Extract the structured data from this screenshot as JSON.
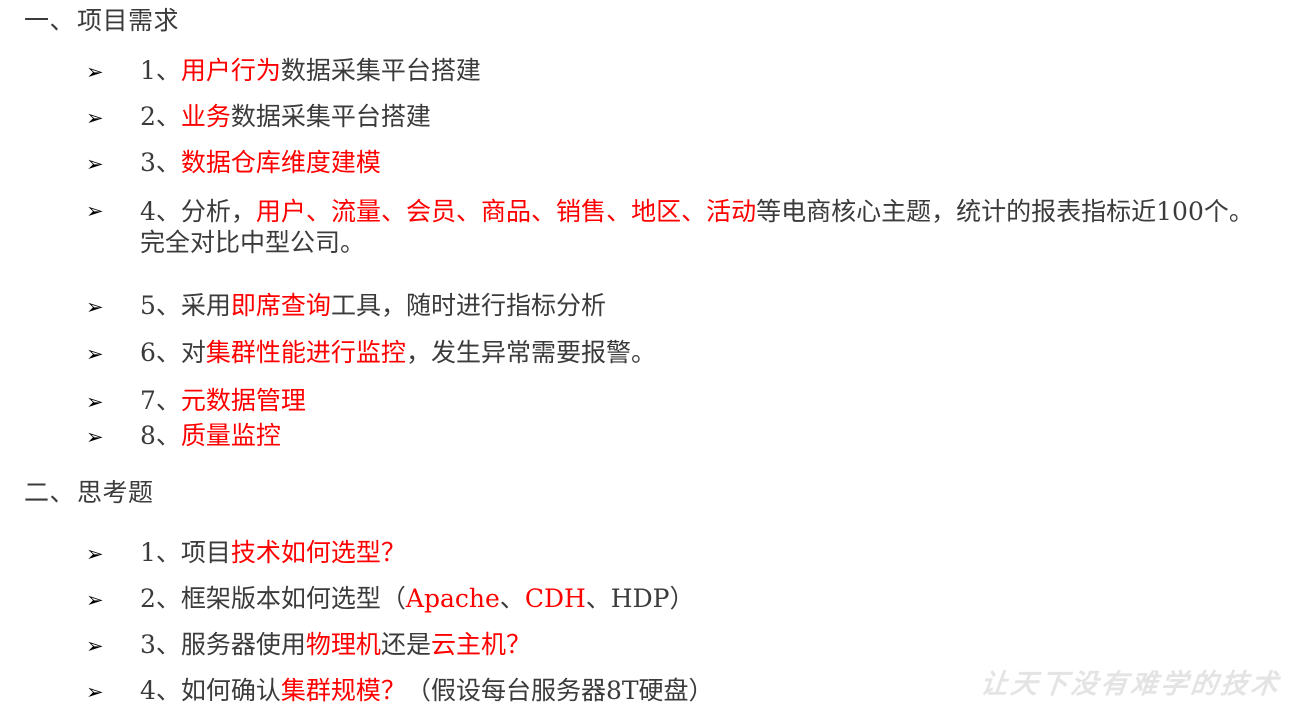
{
  "slide": {
    "background_color": "#ffffff",
    "text_color": "#3b3b3b",
    "accent_color": "#ff0000"
  },
  "sections": [
    {
      "number": "一、",
      "title": "项目需求"
    },
    {
      "number": "二、",
      "title": "思考题"
    }
  ],
  "requirements": [
    {
      "marker": "➢",
      "number": "1、",
      "parts": [
        {
          "text": "用户行为",
          "color": "red"
        },
        {
          "text": "数据采集平台搭建",
          "color": "dark"
        }
      ]
    },
    {
      "marker": "➢",
      "number": "2、",
      "parts": [
        {
          "text": "业务",
          "color": "red"
        },
        {
          "text": "数据采集平台搭建",
          "color": "dark"
        }
      ]
    },
    {
      "marker": "➢",
      "number": "3、",
      "parts": [
        {
          "text": "数据仓库维度建模",
          "color": "red"
        }
      ]
    },
    {
      "marker": "➢",
      "number": "4、",
      "parts": [
        {
          "text": "分析，",
          "color": "dark"
        },
        {
          "text": "用户",
          "color": "red"
        },
        {
          "text": "、",
          "color": "red"
        },
        {
          "text": "流量",
          "color": "red"
        },
        {
          "text": "、",
          "color": "red"
        },
        {
          "text": "会员",
          "color": "red"
        },
        {
          "text": "、",
          "color": "red"
        },
        {
          "text": "商品",
          "color": "red"
        },
        {
          "text": "、",
          "color": "red"
        },
        {
          "text": "销售",
          "color": "red"
        },
        {
          "text": "、",
          "color": "red"
        },
        {
          "text": "地区",
          "color": "red"
        },
        {
          "text": "、",
          "color": "red"
        },
        {
          "text": "活动",
          "color": "red"
        },
        {
          "text": "等电商核心主题，统计的报表指标近100个。完全对比中型公司。",
          "color": "dark"
        }
      ]
    },
    {
      "marker": "➢",
      "number": "5、",
      "parts": [
        {
          "text": "采用",
          "color": "dark"
        },
        {
          "text": "即席查询",
          "color": "red"
        },
        {
          "text": "工具，随时进行指标分析",
          "color": "dark"
        }
      ]
    },
    {
      "marker": "➢",
      "number": "6、",
      "parts": [
        {
          "text": "对",
          "color": "dark"
        },
        {
          "text": "集群性能进行监控",
          "color": "red"
        },
        {
          "text": "，发生异常需要报警。",
          "color": "dark"
        }
      ]
    },
    {
      "marker": "➢",
      "number": "7、",
      "parts": [
        {
          "text": "元数据管理",
          "color": "red"
        }
      ]
    },
    {
      "marker": "➢",
      "number": "8、",
      "parts": [
        {
          "text": "质量监控",
          "color": "red"
        }
      ]
    }
  ],
  "questions": [
    {
      "marker": "➢",
      "number": "1、",
      "parts": [
        {
          "text": "项目",
          "color": "dark"
        },
        {
          "text": "技术如何选型？",
          "color": "red"
        }
      ]
    },
    {
      "marker": "➢",
      "number": "2、",
      "parts": [
        {
          "text": "框架版本如何选型（",
          "color": "dark"
        },
        {
          "text": "Apache",
          "color": "red"
        },
        {
          "text": "、",
          "color": "dark"
        },
        {
          "text": "CDH",
          "color": "red"
        },
        {
          "text": "、HDP）",
          "color": "dark"
        }
      ]
    },
    {
      "marker": "➢",
      "number": "3、",
      "parts": [
        {
          "text": "服务器使用",
          "color": "dark"
        },
        {
          "text": "物理机",
          "color": "red"
        },
        {
          "text": "还是",
          "color": "dark"
        },
        {
          "text": "云主机？",
          "color": "red"
        }
      ]
    },
    {
      "marker": "➢",
      "number": "4、",
      "parts": [
        {
          "text": "如何确认",
          "color": "dark"
        },
        {
          "text": "集群规模？",
          "color": "red"
        },
        {
          "text": "（假设每台服务器8T硬盘）",
          "color": "dark"
        }
      ]
    }
  ],
  "watermark": {
    "text": "让天下没有难学的技术",
    "color": "#e4e4e4"
  }
}
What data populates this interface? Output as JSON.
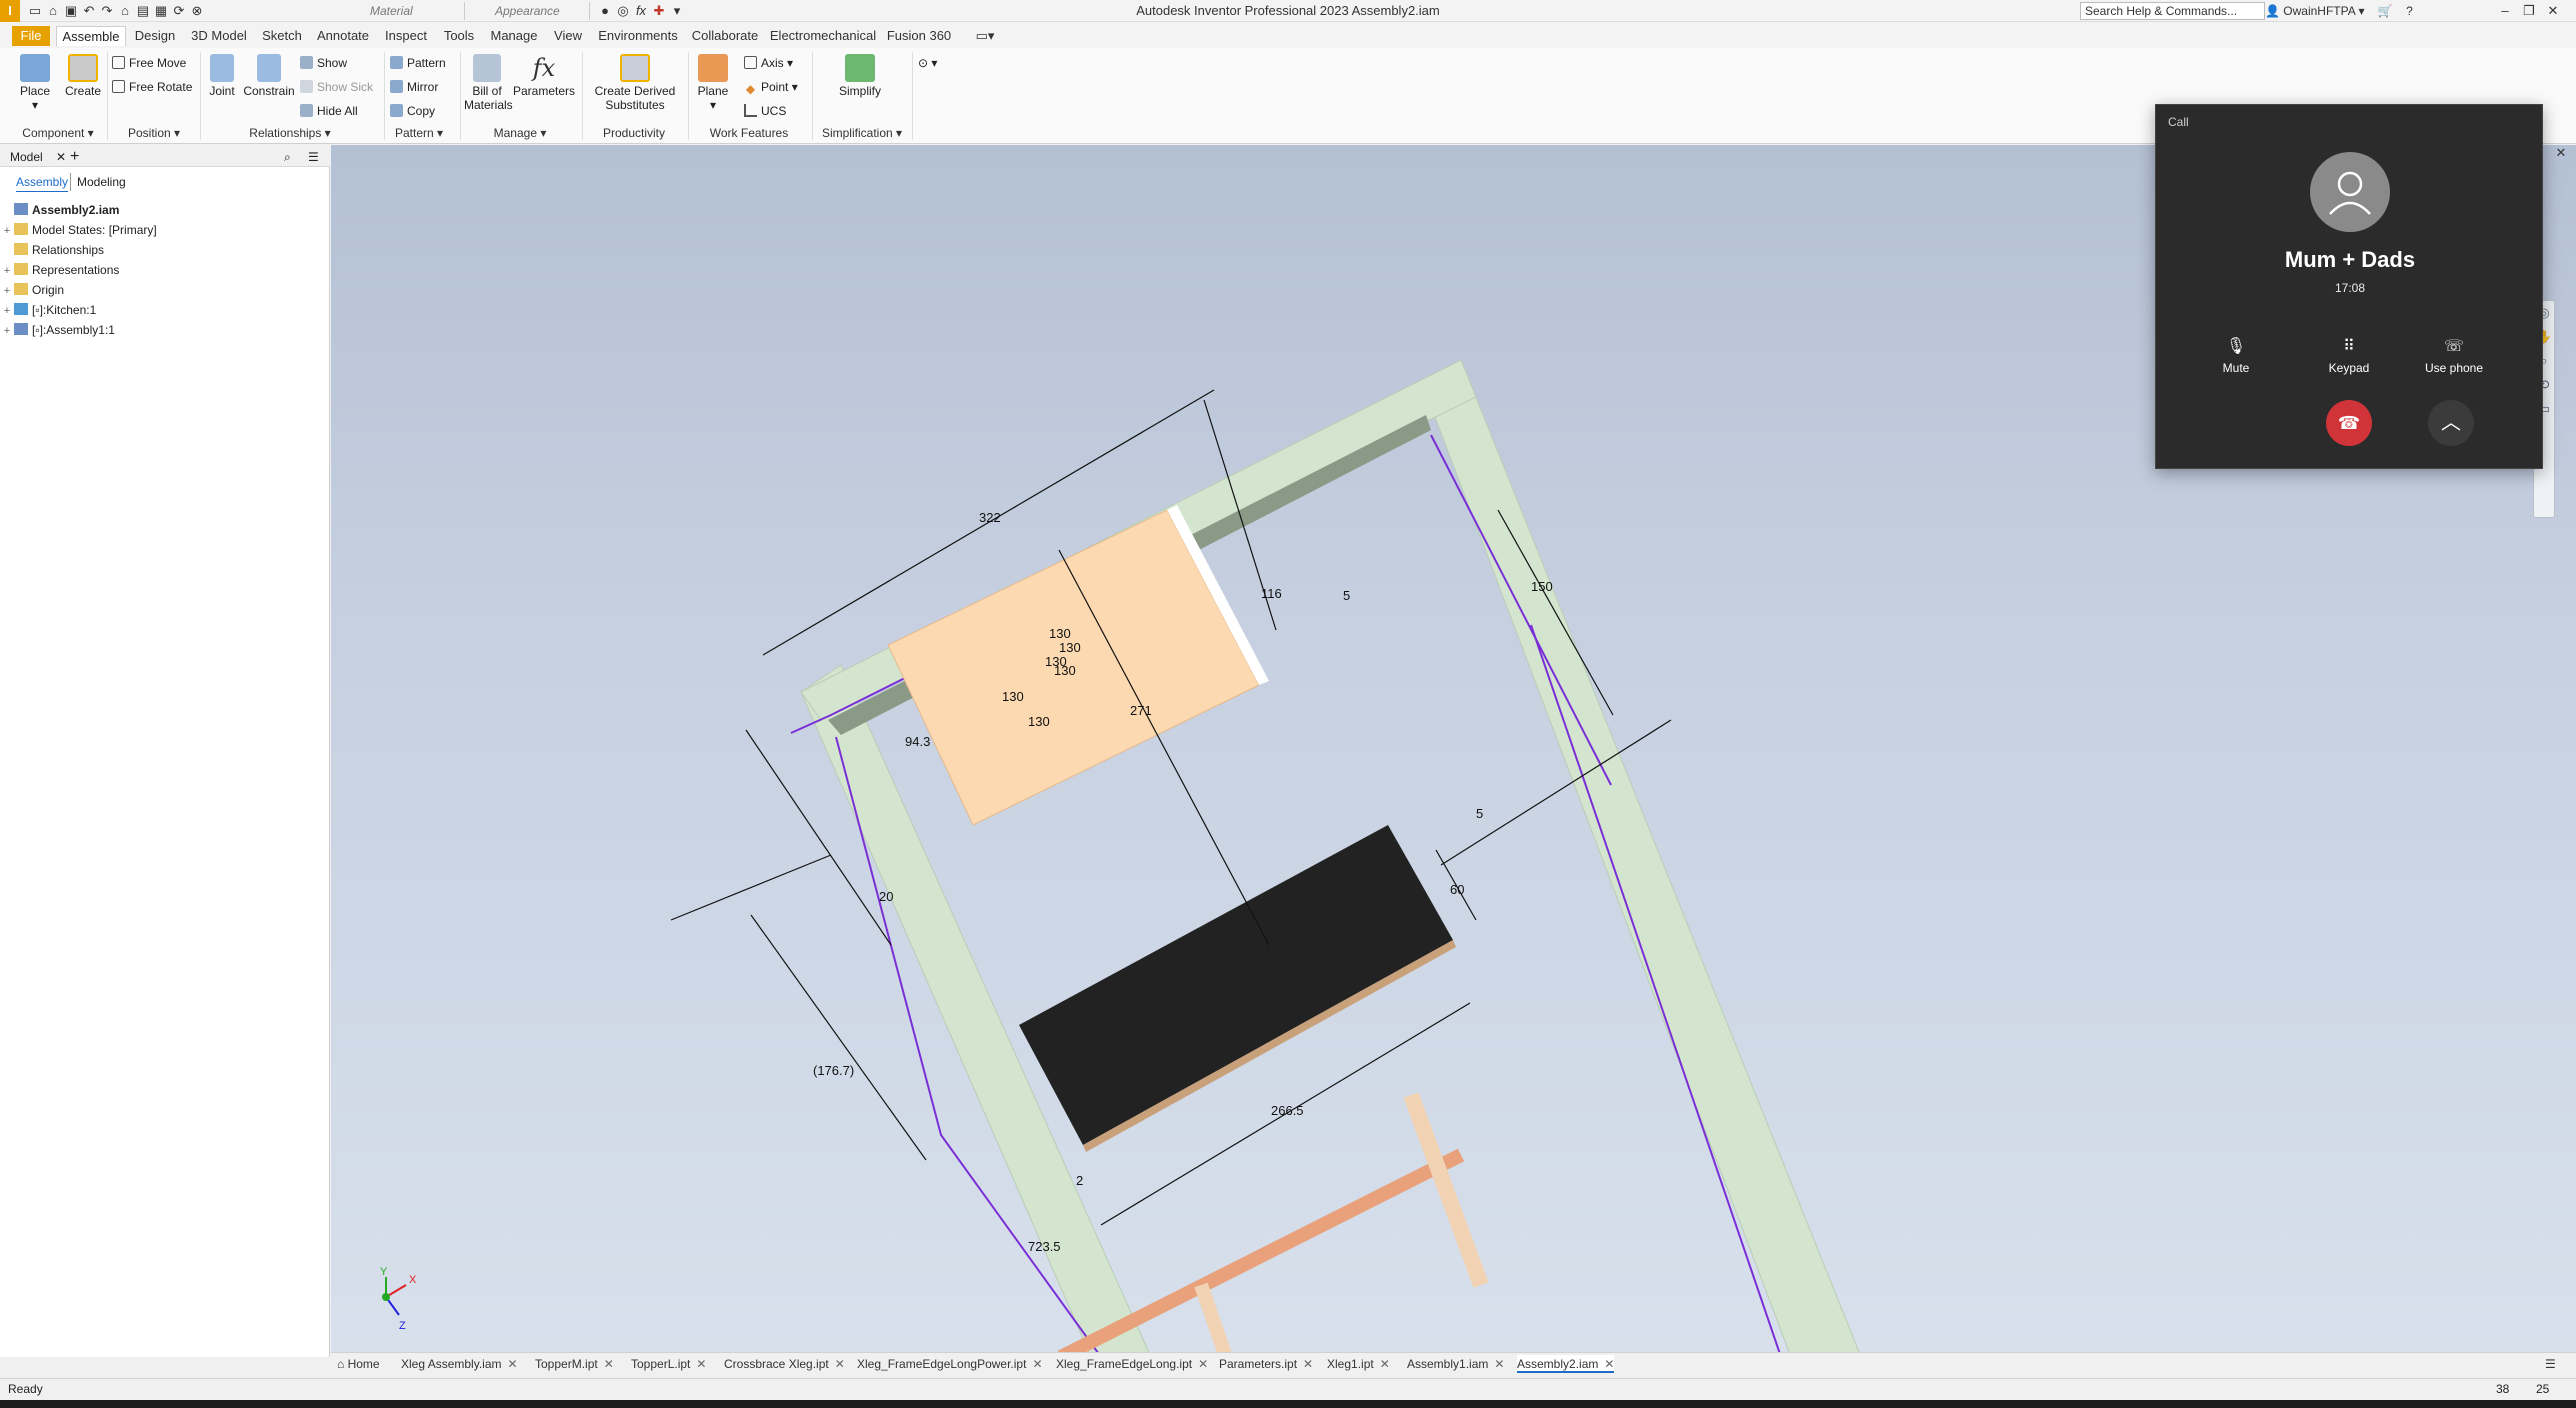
{
  "window": {
    "app_letter": "I",
    "title": "Autodesk Inventor Professional 2023   Assembly2.iam",
    "material_placeholder": "Material",
    "appearance_placeholder": "Appearance",
    "search_placeholder": "Search Help & Commands...",
    "user": "OwainHFTPA"
  },
  "menu": {
    "tabs": [
      "File",
      "Assemble",
      "Design",
      "3D Model",
      "Sketch",
      "Annotate",
      "Inspect",
      "Tools",
      "Manage",
      "View",
      "Environments",
      "Collaborate",
      "Electromechanical",
      "Fusion 360"
    ],
    "active": "Assemble"
  },
  "ribbon": {
    "place": "Place",
    "create": "Create",
    "free_move": "Free Move",
    "free_rotate": "Free Rotate",
    "joint": "Joint",
    "constrain": "Constrain",
    "show": "Show",
    "show_sick": "Show Sick",
    "hide_all": "Hide All",
    "pattern": "Pattern",
    "mirror": "Mirror",
    "copy": "Copy",
    "bill_of": "Bill of",
    "materials": "Materials",
    "parameters": "Parameters",
    "create_derived": "Create Derived",
    "substitutes": "Substitutes",
    "plane": "Plane",
    "axis": "Axis",
    "point": "Point",
    "ucs": "UCS",
    "simplify": "Simplify",
    "groups": {
      "component": "Component",
      "position": "Position",
      "relationships": "Relationships",
      "pattern": "Pattern",
      "manage": "Manage",
      "productivity": "Productivity",
      "work_features": "Work Features",
      "simplification": "Simplification"
    }
  },
  "browser": {
    "tab_model": "Model",
    "sub_assembly": "Assembly",
    "sub_modeling": "Modeling",
    "tree": [
      "Assembly2.iam",
      "Model States: [Primary]",
      "Relationships",
      "Representations",
      "Origin",
      "[▫]:Kitchen:1",
      "[▫]:Assembly1:1"
    ]
  },
  "dimensions": {
    "d322": "322",
    "d116": "116",
    "d150": "150",
    "d271": "271",
    "d94": "94.3",
    "d20": "20",
    "d60": "60",
    "d176": "(176.7)",
    "d266": "266.5",
    "d723": "723.5",
    "d5a": "5",
    "d5b": "5",
    "d2": "2",
    "d130": "130"
  },
  "axes": {
    "x": "X",
    "y": "Y",
    "z": "Z"
  },
  "doc_tabs": [
    "Xleg Assembly.iam",
    "TopperM.ipt",
    "TopperL.ipt",
    "Crossbrace Xleg.ipt",
    "Xleg_FrameEdgeLongPower.ipt",
    "Xleg_FrameEdgeLong.ipt",
    "Parameters.ipt",
    "Xleg1.ipt",
    "Assembly1.iam",
    "Assembly2.iam"
  ],
  "home_tab": "Home",
  "active_doc": "Assembly2.iam",
  "status": {
    "text": "Ready",
    "n1": "38",
    "n2": "25"
  },
  "call": {
    "header": "Call",
    "name": "Mum + Dads",
    "duration": "17:08",
    "mute": "Mute",
    "keypad": "Keypad",
    "use_phone": "Use phone"
  },
  "colors": {
    "accent_orange": "#e6a000",
    "frame_green": "#d2e3cf",
    "purple_line": "#7a2fd6",
    "hangup_red": "#d13438",
    "panel_tan": "#fcd9b0"
  }
}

*****

Exclude the pictures and repeat every other part of the records word for word.

Extract the structured data from this screenshot as JSON.
{
  "slide": {
    "background_color": "#ffffff",
    "text_color": "#3b3b3b",
    "accent_color": "#ff0000"
  },
  "sections": [
    {
      "number": "一、",
      "title": "项目需求"
    },
    {
      "number": "二、",
      "title": "思考题"
    }
  ],
  "requirements": [
    {
      "marker": "➢",
      "number": "1、",
      "parts": [
        {
          "text": "用户行为",
          "color": "red"
        },
        {
          "text": "数据采集平台搭建",
          "color": "dark"
        }
      ]
    },
    {
      "marker": "➢",
      "number": "2、",
      "parts": [
        {
          "text": "业务",
          "color": "red"
        },
        {
          "text": "数据采集平台搭建",
          "color": "dark"
        }
      ]
    },
    {
      "marker": "➢",
      "number": "3、",
      "parts": [
        {
          "text": "数据仓库维度建模",
          "color": "red"
        }
      ]
    },
    {
      "marker": "➢",
      "number": "4、",
      "parts": [
        {
          "text": "分析，",
          "color": "dark"
        },
        {
          "text": "用户",
          "color": "red"
        },
        {
          "text": "、",
          "color": "red"
        },
        {
          "text": "流量",
          "color": "red"
        },
        {
          "text": "、",
          "color": "red"
        },
        {
          "text": "会员",
          "color": "red"
        },
        {
          "text": "、",
          "color": "red"
        },
        {
          "text": "商品",
          "color": "red"
        },
        {
          "text": "、",
          "color": "red"
        },
        {
          "text": "销售",
          "color": "red"
        },
        {
          "text": "、",
          "color": "red"
        },
        {
          "text": "地区",
          "color": "red"
        },
        {
          "text": "、",
          "color": "red"
        },
        {
          "text": "活动",
          "color": "red"
        },
        {
          "text": "等电商核心主题，统计的报表指标近100个。完全对比中型公司。",
          "color": "dark"
        }
      ]
    },
    {
      "marker": "➢",
      "number": "5、",
      "parts": [
        {
          "text": "采用",
          "color": "dark"
        },
        {
          "text": "即席查询",
          "color": "red"
        },
        {
          "text": "工具，随时进行指标分析",
          "color": "dark"
        }
      ]
    },
    {
      "marker": "➢",
      "number": "6、",
      "parts": [
        {
          "text": "对",
          "color": "dark"
        },
        {
          "text": "集群性能进行监控",
          "color": "red"
        },
        {
          "text": "，发生异常需要报警。",
          "color": "dark"
        }
      ]
    },
    {
      "marker": "➢",
      "number": "7、",
      "parts": [
        {
          "text": "元数据管理",
          "color": "red"
        }
      ]
    },
    {
      "marker": "➢",
      "number": "8、",
      "parts": [
        {
          "text": "质量监控",
          "color": "red"
        }
      ]
    }
  ],
  "questions": [
    {
      "marker": "➢",
      "number": "1、",
      "parts": [
        {
          "text": "项目",
          "color": "dark"
        },
        {
          "text": "技术如何选型？",
          "color": "red"
        }
      ]
    },
    {
      "marker": "➢",
      "number": "2、",
      "parts": [
        {
          "text": "框架版本如何选型（",
          "color": "dark"
        },
        {
          "text": "Apache",
          "color": "red"
        },
        {
          "text": "、",
          "color": "dark"
        },
        {
          "text": "CDH",
          "color": "red"
        },
        {
          "text": "、HDP）",
          "color": "dark"
        }
      ]
    },
    {
      "marker": "➢",
      "number": "3、",
      "parts": [
        {
          "text": "服务器使用",
          "color": "dark"
        },
        {
          "text": "物理机",
          "color": "red"
        },
        {
          "text": "还是",
          "color": "dark"
        },
        {
          "text": "云主机？",
          "color": "red"
        }
      ]
    },
    {
      "marker": "➢",
      "number": "4、",
      "parts": [
        {
          "text": "如何确认",
          "color": "dark"
        },
        {
          "text": "集群规模？",
          "color": "red"
        },
        {
          "text": "（假设每台服务器8T硬盘）",
          "color": "dark"
        }
      ]
    }
  ],
  "watermark": {
    "text": "让天下没有难学的技术",
    "color": "#e4e4e4"
  }
}
What data populates this interface? Output as JSON.
{
  "window": {
    "app_letter": "I",
    "title": "Autodesk Inventor Professional 2023   Assembly2.iam",
    "material_placeholder": "Material",
    "appearance_placeholder": "Appearance",
    "search_placeholder": "Search Help & Commands...",
    "user": "OwainHFTPA"
  },
  "menu": {
    "tabs": [
      "File",
      "Assemble",
      "Design",
      "3D Model",
      "Sketch",
      "Annotate",
      "Inspect",
      "Tools",
      "Manage",
      "View",
      "Environments",
      "Collaborate",
      "Electromechanical",
      "Fusion 360"
    ],
    "active": "Assemble"
  },
  "ribbon": {
    "place": "Place",
    "create": "Create",
    "free_move": "Free Move",
    "free_rotate": "Free Rotate",
    "joint": "Joint",
    "constrain": "Constrain",
    "show": "Show",
    "show_sick": "Show Sick",
    "hide_all": "Hide All",
    "pattern": "Pattern",
    "mirror": "Mirror",
    "copy": "Copy",
    "bill_of": "Bill of",
    "materials": "Materials",
    "parameters": "Parameters",
    "create_derived": "Create Derived",
    "substitutes": "Substitutes",
    "plane": "Plane",
    "axis": "Axis",
    "point": "Point",
    "ucs": "UCS",
    "simplify": "Simplify",
    "groups": {
      "component": "Component",
      "position": "Position",
      "relationships": "Relationships",
      "pattern": "Pattern",
      "manage": "Manage",
      "productivity": "Productivity",
      "work_features": "Work Features",
      "simplification": "Simplification"
    }
  },
  "browser": {
    "tab_model": "Model",
    "sub_assembly": "Assembly",
    "sub_modeling": "Modeling",
    "tree": [
      "Assembly2.iam",
      "Model States: [Primary]",
      "Relationships",
      "Representations",
      "Origin",
      "[▫]:Kitchen:1",
      "[▫]:Assembly1:1"
    ]
  },
  "dimensions": {
    "d322": "322",
    "d116": "116",
    "d150": "150",
    "d271": "271",
    "d94": "94.3",
    "d20": "20",
    "d60": "60",
    "d176": "(176.7)",
    "d266": "266.5",
    "d723": "723.5",
    "d5a": "5",
    "d5b": "5",
    "d2": "2",
    "d130": "130"
  },
  "axes": {
    "x": "X",
    "y": "Y",
    "z": "Z"
  },
  "doc_tabs": [
    "Xleg Assembly.iam",
    "TopperM.ipt",
    "TopperL.ipt",
    "Crossbrace Xleg.ipt",
    "Xleg_FrameEdgeLongPower.ipt",
    "Xleg_FrameEdgeLong.ipt",
    "Parameters.ipt",
    "Xleg1.ipt",
    "Assembly1.iam",
    "Assembly2.iam"
  ],
  "home_tab": "Home",
  "active_doc": "Assembly2.iam",
  "status": {
    "text": "Ready",
    "n1": "38",
    "n2": "25"
  },
  "call": {
    "header": "Call",
    "name": "Mum + Dads",
    "duration": "17:08",
    "mute": "Mute",
    "keypad": "Keypad",
    "use_phone": "Use phone"
  },
  "colors": {
    "accent_orange": "#e6a000",
    "frame_green": "#d2e3cf",
    "purple_line": "#7a2fd6",
    "hangup_red": "#d13438",
    "panel_tan": "#fcd9b0"
  }
}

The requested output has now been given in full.